begin Record set

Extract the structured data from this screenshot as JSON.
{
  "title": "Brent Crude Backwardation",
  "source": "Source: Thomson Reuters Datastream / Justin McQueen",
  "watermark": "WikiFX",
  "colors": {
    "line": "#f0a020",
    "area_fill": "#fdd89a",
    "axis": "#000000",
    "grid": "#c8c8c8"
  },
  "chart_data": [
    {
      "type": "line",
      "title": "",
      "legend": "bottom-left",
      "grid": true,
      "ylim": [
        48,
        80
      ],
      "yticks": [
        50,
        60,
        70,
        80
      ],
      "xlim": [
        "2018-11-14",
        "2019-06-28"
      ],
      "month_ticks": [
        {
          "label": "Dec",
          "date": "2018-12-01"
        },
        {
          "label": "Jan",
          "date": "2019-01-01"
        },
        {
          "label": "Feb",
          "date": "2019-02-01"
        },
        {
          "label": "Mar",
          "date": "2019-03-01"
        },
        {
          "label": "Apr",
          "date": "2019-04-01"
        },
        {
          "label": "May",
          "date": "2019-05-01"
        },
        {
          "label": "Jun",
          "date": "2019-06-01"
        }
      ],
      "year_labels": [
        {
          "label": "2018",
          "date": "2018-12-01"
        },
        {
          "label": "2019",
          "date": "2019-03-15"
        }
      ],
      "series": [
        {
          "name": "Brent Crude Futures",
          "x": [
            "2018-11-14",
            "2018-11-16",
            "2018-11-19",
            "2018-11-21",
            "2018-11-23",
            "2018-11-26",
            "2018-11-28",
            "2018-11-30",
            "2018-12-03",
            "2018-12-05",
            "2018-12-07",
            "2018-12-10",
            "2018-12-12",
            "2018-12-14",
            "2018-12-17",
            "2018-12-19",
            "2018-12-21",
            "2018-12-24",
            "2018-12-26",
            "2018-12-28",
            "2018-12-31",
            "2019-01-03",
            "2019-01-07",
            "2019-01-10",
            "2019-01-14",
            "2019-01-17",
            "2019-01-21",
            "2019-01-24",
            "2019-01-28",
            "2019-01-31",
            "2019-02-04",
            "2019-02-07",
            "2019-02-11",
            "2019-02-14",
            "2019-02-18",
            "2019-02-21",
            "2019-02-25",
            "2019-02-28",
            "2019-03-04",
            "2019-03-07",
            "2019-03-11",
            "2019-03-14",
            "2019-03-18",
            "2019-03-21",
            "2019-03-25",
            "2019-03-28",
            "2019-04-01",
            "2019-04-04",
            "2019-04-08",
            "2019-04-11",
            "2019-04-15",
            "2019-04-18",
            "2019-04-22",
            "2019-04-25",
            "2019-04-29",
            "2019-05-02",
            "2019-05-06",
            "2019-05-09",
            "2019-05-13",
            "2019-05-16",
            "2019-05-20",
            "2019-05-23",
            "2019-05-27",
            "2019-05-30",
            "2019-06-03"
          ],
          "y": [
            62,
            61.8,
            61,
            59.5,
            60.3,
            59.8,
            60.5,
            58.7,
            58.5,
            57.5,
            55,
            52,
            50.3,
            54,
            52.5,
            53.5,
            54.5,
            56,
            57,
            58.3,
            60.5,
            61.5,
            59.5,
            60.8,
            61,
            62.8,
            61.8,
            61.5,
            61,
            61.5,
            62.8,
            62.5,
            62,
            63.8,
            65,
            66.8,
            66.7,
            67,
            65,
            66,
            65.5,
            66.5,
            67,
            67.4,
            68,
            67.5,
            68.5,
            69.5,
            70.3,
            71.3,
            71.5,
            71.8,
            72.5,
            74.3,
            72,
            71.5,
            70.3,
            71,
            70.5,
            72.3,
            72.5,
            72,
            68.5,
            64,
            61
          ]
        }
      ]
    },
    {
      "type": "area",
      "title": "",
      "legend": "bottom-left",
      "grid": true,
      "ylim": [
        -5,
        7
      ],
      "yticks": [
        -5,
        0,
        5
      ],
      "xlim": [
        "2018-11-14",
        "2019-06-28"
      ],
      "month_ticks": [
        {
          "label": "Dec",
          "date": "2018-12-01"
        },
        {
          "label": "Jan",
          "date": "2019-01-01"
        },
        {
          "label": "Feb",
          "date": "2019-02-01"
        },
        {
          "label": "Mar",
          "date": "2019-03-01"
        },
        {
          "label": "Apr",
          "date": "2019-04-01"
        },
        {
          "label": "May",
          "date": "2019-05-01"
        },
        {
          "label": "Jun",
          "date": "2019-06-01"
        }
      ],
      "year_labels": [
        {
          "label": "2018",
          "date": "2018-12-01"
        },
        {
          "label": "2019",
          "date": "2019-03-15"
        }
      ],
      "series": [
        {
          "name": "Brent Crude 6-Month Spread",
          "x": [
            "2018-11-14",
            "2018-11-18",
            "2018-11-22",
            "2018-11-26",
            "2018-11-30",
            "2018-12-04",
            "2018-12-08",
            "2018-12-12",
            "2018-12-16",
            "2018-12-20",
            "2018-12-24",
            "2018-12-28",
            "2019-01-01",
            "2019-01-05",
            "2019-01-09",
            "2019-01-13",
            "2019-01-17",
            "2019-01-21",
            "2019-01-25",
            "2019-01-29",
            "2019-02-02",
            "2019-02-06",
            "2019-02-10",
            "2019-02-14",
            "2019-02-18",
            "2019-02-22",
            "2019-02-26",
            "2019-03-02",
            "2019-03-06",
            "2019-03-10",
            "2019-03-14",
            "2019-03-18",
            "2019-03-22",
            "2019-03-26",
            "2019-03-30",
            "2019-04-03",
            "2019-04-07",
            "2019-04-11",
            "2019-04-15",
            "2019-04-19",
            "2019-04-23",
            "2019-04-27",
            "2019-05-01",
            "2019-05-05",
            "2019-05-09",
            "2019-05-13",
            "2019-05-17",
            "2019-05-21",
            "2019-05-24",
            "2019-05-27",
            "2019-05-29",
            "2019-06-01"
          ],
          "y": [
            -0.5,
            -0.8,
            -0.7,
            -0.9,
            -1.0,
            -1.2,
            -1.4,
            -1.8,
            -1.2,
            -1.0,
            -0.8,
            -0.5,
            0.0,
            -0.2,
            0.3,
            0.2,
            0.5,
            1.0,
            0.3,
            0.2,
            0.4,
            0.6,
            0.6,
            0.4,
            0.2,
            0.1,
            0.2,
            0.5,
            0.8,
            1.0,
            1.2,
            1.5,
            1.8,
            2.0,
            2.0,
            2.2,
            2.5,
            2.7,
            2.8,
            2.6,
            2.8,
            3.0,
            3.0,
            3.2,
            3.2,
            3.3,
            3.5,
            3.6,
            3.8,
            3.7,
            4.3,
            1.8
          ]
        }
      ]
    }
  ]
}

end Record set

Direction -> Please repeat the material above, word for word and in full.

Response below ->
Extract the structured data from this screenshot as JSON.
{
  "title": "Brent Crude Backwardation",
  "source": "Source: Thomson Reuters Datastream / Justin McQueen",
  "watermark": "WikiFX",
  "colors": {
    "line": "#f0a020",
    "area_fill": "#fdd89a",
    "axis": "#000000",
    "grid": "#c8c8c8"
  },
  "chart_data": [
    {
      "type": "line",
      "title": "",
      "legend": "bottom-left",
      "grid": true,
      "ylim": [
        48,
        80
      ],
      "yticks": [
        50,
        60,
        70,
        80
      ],
      "xlim": [
        "2018-11-14",
        "2019-06-28"
      ],
      "month_ticks": [
        {
          "label": "Dec",
          "date": "2018-12-01"
        },
        {
          "label": "Jan",
          "date": "2019-01-01"
        },
        {
          "label": "Feb",
          "date": "2019-02-01"
        },
        {
          "label": "Mar",
          "date": "2019-03-01"
        },
        {
          "label": "Apr",
          "date": "2019-04-01"
        },
        {
          "label": "May",
          "date": "2019-05-01"
        },
        {
          "label": "Jun",
          "date": "2019-06-01"
        }
      ],
      "year_labels": [
        {
          "label": "2018",
          "date": "2018-12-01"
        },
        {
          "label": "2019",
          "date": "2019-03-15"
        }
      ],
      "series": [
        {
          "name": "Brent Crude Futures",
          "x": [
            "2018-11-14",
            "2018-11-16",
            "2018-11-19",
            "2018-11-21",
            "2018-11-23",
            "2018-11-26",
            "2018-11-28",
            "2018-11-30",
            "2018-12-03",
            "2018-12-05",
            "2018-12-07",
            "2018-12-10",
            "2018-12-12",
            "2018-12-14",
            "2018-12-17",
            "2018-12-19",
            "2018-12-21",
            "2018-12-24",
            "2018-12-26",
            "2018-12-28",
            "2018-12-31",
            "2019-01-03",
            "2019-01-07",
            "2019-01-10",
            "2019-01-14",
            "2019-01-17",
            "2019-01-21",
            "2019-01-24",
            "2019-01-28",
            "2019-01-31",
            "2019-02-04",
            "2019-02-07",
            "2019-02-11",
            "2019-02-14",
            "2019-02-18",
            "2019-02-21",
            "2019-02-25",
            "2019-02-28",
            "2019-03-04",
            "2019-03-07",
            "2019-03-11",
            "2019-03-14",
            "2019-03-18",
            "2019-03-21",
            "2019-03-25",
            "2019-03-28",
            "2019-04-01",
            "2019-04-04",
            "2019-04-08",
            "2019-04-11",
            "2019-04-15",
            "2019-04-18",
            "2019-04-22",
            "2019-04-25",
            "2019-04-29",
            "2019-05-02",
            "2019-05-06",
            "2019-05-09",
            "2019-05-13",
            "2019-05-16",
            "2019-05-20",
            "2019-05-23",
            "2019-05-27",
            "2019-05-30",
            "2019-06-03"
          ],
          "y": [
            62,
            61.8,
            61,
            59.5,
            60.3,
            59.8,
            60.5,
            58.7,
            58.5,
            57.5,
            55,
            52,
            50.3,
            54,
            52.5,
            53.5,
            54.5,
            56,
            57,
            58.3,
            60.5,
            61.5,
            59.5,
            60.8,
            61,
            62.8,
            61.8,
            61.5,
            61,
            61.5,
            62.8,
            62.5,
            62,
            63.8,
            65,
            66.8,
            66.7,
            67,
            65,
            66,
            65.5,
            66.5,
            67,
            67.4,
            68,
            67.5,
            68.5,
            69.5,
            70.3,
            71.3,
            71.5,
            71.8,
            72.5,
            74.3,
            72,
            71.5,
            70.3,
            71,
            70.5,
            72.3,
            72.5,
            72,
            68.5,
            64,
            61
          ]
        }
      ]
    },
    {
      "type": "area",
      "title": "",
      "legend": "bottom-left",
      "grid": true,
      "ylim": [
        -5,
        7
      ],
      "yticks": [
        -5,
        0,
        5
      ],
      "xlim": [
        "2018-11-14",
        "2019-06-28"
      ],
      "month_ticks": [
        {
          "label": "Dec",
          "date": "2018-12-01"
        },
        {
          "label": "Jan",
          "date": "2019-01-01"
        },
        {
          "label": "Feb",
          "date": "2019-02-01"
        },
        {
          "label": "Mar",
          "date": "2019-03-01"
        },
        {
          "label": "Apr",
          "date": "2019-04-01"
        },
        {
          "label": "May",
          "date": "2019-05-01"
        },
        {
          "label": "Jun",
          "date": "2019-06-01"
        }
      ],
      "year_labels": [
        {
          "label": "2018",
          "date": "2018-12-01"
        },
        {
          "label": "2019",
          "date": "2019-03-15"
        }
      ],
      "series": [
        {
          "name": "Brent Crude 6-Month Spread",
          "x": [
            "2018-11-14",
            "2018-11-18",
            "2018-11-22",
            "2018-11-26",
            "2018-11-30",
            "2018-12-04",
            "2018-12-08",
            "2018-12-12",
            "2018-12-16",
            "2018-12-20",
            "2018-12-24",
            "2018-12-28",
            "2019-01-01",
            "2019-01-05",
            "2019-01-09",
            "2019-01-13",
            "2019-01-17",
            "2019-01-21",
            "2019-01-25",
            "2019-01-29",
            "2019-02-02",
            "2019-02-06",
            "2019-02-10",
            "2019-02-14",
            "2019-02-18",
            "2019-02-22",
            "2019-02-26",
            "2019-03-02",
            "2019-03-06",
            "2019-03-10",
            "2019-03-14",
            "2019-03-18",
            "2019-03-22",
            "2019-03-26",
            "2019-03-30",
            "2019-04-03",
            "2019-04-07",
            "2019-04-11",
            "2019-04-15",
            "2019-04-19",
            "2019-04-23",
            "2019-04-27",
            "2019-05-01",
            "2019-05-05",
            "2019-05-09",
            "2019-05-13",
            "2019-05-17",
            "2019-05-21",
            "2019-05-24",
            "2019-05-27",
            "2019-05-29",
            "2019-06-01"
          ],
          "y": [
            -0.5,
            -0.8,
            -0.7,
            -0.9,
            -1.0,
            -1.2,
            -1.4,
            -1.8,
            -1.2,
            -1.0,
            -0.8,
            -0.5,
            0.0,
            -0.2,
            0.3,
            0.2,
            0.5,
            1.0,
            0.3,
            0.2,
            0.4,
            0.6,
            0.6,
            0.4,
            0.2,
            0.1,
            0.2,
            0.5,
            0.8,
            1.0,
            1.2,
            1.5,
            1.8,
            2.0,
            2.0,
            2.2,
            2.5,
            2.7,
            2.8,
            2.6,
            2.8,
            3.0,
            3.0,
            3.2,
            3.2,
            3.3,
            3.5,
            3.6,
            3.8,
            3.7,
            4.3,
            1.8
          ]
        }
      ]
    }
  ]
}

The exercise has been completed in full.